[Collection entries]

■ ■ ■ ■ ■ ■ ■

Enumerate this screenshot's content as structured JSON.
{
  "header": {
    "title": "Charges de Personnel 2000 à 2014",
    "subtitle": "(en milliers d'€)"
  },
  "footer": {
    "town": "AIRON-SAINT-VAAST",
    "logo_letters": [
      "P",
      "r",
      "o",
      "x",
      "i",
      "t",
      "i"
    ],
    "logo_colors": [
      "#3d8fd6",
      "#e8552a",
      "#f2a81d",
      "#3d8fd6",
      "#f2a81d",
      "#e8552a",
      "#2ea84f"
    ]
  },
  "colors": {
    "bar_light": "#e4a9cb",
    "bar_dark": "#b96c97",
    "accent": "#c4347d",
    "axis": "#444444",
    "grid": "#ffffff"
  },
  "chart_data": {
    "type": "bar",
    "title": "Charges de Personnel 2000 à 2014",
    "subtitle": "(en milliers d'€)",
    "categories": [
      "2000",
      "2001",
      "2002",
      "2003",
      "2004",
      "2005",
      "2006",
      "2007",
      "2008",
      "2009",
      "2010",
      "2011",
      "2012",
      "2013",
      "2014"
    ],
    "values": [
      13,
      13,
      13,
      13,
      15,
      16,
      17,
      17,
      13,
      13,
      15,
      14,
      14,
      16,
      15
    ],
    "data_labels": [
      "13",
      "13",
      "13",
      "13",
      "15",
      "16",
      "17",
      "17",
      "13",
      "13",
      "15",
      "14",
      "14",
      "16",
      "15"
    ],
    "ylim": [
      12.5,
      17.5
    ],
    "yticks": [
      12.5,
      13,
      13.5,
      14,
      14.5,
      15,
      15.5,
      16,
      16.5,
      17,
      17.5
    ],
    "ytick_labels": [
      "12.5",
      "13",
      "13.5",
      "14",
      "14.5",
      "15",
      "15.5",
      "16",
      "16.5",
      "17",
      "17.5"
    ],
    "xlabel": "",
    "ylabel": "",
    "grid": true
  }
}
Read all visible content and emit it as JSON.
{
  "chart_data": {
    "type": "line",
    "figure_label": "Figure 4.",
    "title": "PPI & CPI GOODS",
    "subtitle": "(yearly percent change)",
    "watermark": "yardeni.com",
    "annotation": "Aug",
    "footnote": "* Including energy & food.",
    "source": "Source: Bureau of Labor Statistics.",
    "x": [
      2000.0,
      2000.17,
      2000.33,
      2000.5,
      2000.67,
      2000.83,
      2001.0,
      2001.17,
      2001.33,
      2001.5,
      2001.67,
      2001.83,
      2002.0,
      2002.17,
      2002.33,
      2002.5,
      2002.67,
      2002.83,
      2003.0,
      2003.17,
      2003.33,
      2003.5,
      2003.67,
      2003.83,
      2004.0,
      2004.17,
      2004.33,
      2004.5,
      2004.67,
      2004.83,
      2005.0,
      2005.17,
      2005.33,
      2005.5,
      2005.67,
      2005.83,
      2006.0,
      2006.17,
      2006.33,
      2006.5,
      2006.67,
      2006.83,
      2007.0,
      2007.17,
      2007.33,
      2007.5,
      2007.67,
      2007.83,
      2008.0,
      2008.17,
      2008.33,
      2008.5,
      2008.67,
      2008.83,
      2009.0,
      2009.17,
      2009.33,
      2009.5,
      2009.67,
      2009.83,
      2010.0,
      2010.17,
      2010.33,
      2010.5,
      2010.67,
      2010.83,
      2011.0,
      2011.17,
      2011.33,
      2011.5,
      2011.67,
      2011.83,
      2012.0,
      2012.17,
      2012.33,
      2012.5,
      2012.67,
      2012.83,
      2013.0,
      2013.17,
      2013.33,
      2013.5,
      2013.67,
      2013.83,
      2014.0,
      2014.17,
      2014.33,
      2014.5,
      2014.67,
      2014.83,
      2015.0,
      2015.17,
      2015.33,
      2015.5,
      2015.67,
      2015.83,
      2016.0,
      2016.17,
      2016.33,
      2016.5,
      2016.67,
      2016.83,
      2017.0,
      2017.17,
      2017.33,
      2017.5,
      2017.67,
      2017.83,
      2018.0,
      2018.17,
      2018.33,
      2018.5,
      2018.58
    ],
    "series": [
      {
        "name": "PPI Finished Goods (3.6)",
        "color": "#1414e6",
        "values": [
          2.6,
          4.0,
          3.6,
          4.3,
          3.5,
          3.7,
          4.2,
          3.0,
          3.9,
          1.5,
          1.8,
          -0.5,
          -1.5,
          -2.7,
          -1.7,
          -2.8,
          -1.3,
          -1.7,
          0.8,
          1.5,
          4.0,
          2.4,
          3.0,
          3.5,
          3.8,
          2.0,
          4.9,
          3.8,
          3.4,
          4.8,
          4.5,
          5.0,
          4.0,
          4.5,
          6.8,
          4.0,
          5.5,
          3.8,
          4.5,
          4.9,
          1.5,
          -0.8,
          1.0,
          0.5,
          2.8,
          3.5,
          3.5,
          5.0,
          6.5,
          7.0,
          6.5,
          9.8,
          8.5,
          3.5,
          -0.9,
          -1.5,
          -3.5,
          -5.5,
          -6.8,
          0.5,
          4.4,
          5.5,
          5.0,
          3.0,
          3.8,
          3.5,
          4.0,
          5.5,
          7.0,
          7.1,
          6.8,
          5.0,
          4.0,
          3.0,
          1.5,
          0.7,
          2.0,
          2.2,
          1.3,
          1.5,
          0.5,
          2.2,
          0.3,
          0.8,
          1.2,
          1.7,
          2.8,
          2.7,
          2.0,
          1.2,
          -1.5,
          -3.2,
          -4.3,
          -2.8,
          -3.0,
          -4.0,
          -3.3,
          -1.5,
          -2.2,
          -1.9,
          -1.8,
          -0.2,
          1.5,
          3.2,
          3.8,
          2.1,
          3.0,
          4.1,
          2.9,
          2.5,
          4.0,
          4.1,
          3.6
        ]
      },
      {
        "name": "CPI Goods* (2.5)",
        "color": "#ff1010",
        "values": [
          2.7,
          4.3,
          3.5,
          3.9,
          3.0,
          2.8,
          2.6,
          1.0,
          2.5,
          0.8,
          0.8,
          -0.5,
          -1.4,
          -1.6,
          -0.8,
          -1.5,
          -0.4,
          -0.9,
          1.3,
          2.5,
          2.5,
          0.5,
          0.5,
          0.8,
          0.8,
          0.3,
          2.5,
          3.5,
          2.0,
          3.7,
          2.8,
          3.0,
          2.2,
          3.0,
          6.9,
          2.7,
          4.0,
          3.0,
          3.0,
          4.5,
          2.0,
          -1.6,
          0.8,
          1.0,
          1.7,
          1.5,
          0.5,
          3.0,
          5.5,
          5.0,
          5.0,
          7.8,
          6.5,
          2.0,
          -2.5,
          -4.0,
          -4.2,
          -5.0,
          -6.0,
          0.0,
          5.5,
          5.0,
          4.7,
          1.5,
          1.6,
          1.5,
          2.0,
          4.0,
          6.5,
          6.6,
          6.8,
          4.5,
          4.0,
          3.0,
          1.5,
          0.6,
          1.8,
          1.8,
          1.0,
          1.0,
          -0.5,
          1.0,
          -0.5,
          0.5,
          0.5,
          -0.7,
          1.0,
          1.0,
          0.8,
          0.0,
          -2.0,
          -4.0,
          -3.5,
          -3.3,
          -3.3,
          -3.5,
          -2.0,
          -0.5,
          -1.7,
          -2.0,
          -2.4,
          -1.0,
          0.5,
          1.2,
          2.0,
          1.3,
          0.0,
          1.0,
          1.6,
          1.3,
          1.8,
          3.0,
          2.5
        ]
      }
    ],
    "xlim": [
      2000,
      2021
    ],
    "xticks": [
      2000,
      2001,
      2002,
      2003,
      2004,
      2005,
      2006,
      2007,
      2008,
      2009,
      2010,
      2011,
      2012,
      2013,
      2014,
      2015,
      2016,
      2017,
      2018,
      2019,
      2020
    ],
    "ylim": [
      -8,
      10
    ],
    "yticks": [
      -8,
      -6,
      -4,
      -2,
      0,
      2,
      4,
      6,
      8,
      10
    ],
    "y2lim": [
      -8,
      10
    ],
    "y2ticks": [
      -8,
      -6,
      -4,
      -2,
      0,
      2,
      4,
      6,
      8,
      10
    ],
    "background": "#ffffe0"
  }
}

■ ■ ■ ■ ■ ■ ■

> [SET PROBLEM]:
Which lines of the data include "JSON"? Copy each of them.

> [EXERCISE RESPONSE]:
Enumerate this screenshot's content as structured JSON.
Read all visible content and emit it as JSON.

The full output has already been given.